- **EXERCISE REQUIREMENTS**
Pull out every line containing the string "Rate".
--------------------
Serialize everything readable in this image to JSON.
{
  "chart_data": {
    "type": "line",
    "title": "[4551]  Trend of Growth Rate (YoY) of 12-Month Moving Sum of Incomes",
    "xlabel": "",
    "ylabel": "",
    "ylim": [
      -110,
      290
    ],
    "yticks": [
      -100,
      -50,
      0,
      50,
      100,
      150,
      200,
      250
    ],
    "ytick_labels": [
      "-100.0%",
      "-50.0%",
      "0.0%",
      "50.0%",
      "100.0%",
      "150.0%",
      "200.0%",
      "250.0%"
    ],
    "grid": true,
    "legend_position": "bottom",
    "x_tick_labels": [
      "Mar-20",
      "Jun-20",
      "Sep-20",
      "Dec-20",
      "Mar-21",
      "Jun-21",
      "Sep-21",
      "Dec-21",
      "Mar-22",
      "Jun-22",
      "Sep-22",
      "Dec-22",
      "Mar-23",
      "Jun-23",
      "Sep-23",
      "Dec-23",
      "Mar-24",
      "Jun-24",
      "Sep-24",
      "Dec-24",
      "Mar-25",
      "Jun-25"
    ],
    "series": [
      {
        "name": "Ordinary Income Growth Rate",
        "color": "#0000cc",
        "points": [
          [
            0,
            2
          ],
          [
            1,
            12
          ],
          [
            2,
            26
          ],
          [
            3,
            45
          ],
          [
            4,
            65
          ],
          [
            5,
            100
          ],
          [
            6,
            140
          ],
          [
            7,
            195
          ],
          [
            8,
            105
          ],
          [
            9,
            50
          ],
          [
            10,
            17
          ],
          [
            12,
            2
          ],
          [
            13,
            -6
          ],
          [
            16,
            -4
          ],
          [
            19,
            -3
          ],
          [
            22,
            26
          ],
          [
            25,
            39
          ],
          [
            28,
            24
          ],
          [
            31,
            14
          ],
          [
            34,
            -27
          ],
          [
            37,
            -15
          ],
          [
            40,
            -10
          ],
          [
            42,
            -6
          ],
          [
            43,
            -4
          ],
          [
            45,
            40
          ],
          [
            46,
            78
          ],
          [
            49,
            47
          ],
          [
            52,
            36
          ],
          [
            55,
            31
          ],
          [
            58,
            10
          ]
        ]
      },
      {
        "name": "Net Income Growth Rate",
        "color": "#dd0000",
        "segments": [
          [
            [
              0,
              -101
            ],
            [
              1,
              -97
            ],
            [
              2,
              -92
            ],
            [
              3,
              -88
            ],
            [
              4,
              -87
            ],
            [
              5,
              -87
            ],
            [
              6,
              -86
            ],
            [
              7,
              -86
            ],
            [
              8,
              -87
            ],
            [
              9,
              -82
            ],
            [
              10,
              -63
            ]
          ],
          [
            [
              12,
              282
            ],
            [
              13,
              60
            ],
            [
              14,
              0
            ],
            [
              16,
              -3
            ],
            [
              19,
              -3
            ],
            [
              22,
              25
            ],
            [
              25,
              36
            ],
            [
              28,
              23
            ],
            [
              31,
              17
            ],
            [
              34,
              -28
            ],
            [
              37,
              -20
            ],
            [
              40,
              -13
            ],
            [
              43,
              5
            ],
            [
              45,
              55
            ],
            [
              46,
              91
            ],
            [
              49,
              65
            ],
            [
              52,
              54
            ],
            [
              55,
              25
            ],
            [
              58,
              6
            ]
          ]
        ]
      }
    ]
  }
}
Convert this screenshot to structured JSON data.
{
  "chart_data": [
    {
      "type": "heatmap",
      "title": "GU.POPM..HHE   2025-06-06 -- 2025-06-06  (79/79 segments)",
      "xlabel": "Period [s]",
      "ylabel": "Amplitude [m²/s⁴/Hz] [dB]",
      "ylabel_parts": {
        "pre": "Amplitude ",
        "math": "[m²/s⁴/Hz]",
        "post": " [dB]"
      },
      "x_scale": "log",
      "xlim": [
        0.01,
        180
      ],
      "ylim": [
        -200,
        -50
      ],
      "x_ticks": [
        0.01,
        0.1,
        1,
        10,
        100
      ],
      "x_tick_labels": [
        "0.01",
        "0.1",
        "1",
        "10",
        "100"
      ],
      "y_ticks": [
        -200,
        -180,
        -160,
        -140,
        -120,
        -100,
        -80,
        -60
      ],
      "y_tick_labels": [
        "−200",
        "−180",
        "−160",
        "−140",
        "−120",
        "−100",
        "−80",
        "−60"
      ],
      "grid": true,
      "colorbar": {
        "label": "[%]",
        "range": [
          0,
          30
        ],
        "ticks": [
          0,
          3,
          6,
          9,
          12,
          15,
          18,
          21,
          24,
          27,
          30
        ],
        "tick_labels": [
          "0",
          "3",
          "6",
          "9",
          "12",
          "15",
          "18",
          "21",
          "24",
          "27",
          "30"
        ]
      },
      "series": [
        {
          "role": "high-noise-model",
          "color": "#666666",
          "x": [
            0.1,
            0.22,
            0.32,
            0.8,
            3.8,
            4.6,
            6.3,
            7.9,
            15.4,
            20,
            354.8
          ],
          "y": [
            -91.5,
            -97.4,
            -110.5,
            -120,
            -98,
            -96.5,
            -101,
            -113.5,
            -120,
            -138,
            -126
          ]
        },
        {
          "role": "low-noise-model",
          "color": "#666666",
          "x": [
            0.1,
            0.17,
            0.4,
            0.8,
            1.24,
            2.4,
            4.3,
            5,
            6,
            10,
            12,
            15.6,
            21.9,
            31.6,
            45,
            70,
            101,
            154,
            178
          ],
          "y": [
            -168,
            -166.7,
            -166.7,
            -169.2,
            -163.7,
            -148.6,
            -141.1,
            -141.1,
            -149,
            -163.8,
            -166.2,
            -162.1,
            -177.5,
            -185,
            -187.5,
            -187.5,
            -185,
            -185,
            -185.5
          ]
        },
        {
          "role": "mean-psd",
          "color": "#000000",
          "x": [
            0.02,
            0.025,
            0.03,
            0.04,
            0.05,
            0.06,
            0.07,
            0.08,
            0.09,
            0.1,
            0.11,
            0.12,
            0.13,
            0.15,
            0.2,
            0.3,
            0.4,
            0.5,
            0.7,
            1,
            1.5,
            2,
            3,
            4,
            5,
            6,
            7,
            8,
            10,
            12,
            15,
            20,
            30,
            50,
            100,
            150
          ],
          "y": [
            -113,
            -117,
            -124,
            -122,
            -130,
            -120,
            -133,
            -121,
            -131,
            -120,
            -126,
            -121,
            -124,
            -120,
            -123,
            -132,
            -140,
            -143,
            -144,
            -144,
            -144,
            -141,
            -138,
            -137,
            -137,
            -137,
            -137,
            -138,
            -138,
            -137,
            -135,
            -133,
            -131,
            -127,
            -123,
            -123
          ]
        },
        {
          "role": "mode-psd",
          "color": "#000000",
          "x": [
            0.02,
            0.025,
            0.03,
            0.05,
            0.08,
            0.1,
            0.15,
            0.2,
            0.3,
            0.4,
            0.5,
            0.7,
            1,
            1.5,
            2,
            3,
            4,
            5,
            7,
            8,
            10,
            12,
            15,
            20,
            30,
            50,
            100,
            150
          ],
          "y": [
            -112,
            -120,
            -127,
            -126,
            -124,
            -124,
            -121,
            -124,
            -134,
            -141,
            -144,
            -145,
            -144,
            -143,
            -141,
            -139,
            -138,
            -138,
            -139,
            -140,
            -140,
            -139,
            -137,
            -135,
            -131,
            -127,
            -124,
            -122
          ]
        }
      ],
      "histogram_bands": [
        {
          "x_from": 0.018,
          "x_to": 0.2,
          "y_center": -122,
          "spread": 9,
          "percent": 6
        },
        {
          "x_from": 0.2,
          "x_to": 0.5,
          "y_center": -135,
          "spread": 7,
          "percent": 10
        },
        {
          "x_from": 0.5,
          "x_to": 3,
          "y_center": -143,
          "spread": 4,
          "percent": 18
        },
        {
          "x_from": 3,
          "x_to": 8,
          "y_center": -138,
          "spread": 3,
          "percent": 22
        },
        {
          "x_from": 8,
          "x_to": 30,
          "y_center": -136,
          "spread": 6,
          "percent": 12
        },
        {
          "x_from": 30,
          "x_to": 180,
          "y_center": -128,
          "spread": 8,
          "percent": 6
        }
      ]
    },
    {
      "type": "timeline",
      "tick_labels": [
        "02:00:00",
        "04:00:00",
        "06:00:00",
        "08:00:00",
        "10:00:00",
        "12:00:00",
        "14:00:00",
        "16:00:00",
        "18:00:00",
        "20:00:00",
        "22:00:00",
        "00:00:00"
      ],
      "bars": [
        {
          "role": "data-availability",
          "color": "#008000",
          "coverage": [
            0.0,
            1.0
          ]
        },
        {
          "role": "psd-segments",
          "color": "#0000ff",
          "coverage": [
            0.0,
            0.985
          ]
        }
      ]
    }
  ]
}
--------------------
- **THE RESPONSE**
    "title": "[4551]  Trend of Growth Rate (YoY) of 12-Month Moving Sum of Incomes",
        "name": "Ordinary Income Growth Rate",
        "name": "Net Income Growth Rate",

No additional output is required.